Data excerpts:
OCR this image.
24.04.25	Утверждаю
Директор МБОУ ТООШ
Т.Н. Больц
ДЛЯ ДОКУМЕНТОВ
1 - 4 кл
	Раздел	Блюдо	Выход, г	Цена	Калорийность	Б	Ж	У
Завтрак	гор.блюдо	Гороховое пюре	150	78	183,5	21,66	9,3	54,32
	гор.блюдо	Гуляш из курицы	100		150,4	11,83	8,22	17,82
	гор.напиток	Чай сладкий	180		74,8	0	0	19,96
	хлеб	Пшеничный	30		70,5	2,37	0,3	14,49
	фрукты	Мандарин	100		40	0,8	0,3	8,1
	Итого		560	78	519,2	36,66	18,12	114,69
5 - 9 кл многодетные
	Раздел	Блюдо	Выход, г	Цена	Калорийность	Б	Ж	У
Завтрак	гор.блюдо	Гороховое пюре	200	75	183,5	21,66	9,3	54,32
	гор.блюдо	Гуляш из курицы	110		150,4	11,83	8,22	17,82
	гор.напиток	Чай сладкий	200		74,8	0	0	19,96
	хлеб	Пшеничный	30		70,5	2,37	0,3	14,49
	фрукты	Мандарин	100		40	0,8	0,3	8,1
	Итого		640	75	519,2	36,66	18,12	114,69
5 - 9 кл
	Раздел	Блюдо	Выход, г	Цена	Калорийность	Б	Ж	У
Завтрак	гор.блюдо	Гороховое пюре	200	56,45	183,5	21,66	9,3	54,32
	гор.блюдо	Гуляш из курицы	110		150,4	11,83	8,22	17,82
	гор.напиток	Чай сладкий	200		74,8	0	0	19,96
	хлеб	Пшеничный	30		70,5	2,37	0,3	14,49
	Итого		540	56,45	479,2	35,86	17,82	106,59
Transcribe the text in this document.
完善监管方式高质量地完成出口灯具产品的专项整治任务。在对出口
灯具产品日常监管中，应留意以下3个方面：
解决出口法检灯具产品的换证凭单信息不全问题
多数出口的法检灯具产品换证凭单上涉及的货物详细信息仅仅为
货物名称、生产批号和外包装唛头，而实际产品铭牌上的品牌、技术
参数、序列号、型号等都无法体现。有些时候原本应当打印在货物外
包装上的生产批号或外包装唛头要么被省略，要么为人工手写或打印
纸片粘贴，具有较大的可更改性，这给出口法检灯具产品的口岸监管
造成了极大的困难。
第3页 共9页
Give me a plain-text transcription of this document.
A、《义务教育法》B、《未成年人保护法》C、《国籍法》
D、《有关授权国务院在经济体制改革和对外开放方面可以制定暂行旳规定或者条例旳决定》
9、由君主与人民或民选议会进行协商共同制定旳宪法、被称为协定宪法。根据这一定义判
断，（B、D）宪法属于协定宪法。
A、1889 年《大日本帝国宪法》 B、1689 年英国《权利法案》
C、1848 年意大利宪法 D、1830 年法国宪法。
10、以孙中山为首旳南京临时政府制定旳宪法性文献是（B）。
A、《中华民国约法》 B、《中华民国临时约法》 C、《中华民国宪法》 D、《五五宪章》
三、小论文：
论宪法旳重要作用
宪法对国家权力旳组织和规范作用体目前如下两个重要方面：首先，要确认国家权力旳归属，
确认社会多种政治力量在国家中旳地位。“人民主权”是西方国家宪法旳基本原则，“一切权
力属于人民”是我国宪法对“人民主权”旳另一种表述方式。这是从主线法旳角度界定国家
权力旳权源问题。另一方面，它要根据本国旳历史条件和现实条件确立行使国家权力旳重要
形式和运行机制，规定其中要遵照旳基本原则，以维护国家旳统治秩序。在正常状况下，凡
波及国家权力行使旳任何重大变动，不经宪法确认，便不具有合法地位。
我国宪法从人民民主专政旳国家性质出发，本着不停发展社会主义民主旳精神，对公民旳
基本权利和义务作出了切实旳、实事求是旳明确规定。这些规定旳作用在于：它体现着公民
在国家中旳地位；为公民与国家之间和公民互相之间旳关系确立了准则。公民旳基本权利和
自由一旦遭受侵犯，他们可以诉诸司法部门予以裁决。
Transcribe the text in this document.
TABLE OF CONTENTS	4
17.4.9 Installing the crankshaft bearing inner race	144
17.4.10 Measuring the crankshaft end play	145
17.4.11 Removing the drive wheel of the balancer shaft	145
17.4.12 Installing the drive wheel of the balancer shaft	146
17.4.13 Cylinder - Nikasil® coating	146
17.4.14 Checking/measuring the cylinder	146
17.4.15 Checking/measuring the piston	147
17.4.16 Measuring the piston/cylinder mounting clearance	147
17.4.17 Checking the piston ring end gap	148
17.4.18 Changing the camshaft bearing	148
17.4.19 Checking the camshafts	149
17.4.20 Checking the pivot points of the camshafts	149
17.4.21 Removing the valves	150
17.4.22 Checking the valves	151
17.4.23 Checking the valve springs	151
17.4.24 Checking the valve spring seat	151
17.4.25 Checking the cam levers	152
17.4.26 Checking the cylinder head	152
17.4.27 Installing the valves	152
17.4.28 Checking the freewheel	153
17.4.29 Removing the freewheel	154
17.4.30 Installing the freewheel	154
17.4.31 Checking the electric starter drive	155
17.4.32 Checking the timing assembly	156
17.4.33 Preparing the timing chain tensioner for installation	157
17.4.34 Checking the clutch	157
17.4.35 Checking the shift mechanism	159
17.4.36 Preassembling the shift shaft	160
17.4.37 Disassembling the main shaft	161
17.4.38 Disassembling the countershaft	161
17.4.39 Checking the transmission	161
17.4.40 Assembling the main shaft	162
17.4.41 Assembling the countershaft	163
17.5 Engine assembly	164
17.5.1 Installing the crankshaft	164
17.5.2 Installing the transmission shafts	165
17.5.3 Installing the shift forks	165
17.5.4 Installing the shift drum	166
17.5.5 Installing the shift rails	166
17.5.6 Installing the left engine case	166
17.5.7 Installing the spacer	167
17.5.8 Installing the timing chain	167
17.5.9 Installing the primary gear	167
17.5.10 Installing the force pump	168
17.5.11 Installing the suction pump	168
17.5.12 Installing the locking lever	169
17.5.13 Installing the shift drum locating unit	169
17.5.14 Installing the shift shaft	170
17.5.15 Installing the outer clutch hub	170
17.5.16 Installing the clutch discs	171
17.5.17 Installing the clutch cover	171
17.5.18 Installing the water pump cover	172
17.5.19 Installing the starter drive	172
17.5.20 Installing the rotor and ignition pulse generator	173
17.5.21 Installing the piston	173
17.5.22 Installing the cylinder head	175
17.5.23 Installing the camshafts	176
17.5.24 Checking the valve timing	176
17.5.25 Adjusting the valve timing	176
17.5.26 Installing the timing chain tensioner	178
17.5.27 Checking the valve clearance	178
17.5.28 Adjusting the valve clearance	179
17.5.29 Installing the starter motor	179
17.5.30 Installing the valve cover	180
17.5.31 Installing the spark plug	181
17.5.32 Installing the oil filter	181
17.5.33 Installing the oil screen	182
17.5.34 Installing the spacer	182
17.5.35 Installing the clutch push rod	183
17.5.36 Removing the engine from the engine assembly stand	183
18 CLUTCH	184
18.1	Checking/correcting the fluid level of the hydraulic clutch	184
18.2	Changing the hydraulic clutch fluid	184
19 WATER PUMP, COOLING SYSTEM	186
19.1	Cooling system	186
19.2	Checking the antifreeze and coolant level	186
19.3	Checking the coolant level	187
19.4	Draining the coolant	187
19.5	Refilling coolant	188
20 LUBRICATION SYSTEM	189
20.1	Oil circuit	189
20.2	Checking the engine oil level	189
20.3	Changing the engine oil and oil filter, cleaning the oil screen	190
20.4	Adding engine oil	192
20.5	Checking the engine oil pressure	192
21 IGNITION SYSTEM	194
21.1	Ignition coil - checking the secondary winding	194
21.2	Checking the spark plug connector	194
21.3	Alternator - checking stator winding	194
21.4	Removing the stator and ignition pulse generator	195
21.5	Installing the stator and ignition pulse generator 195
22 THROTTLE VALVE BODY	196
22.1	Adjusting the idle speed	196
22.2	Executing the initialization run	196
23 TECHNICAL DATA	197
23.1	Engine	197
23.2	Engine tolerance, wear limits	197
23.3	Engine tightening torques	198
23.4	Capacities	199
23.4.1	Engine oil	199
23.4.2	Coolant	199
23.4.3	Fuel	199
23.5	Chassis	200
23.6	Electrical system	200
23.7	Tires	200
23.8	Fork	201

**Work to complete**
Determine the number of lines where the string "bearing" occurs, and give that number only.

**Completed exercise**
2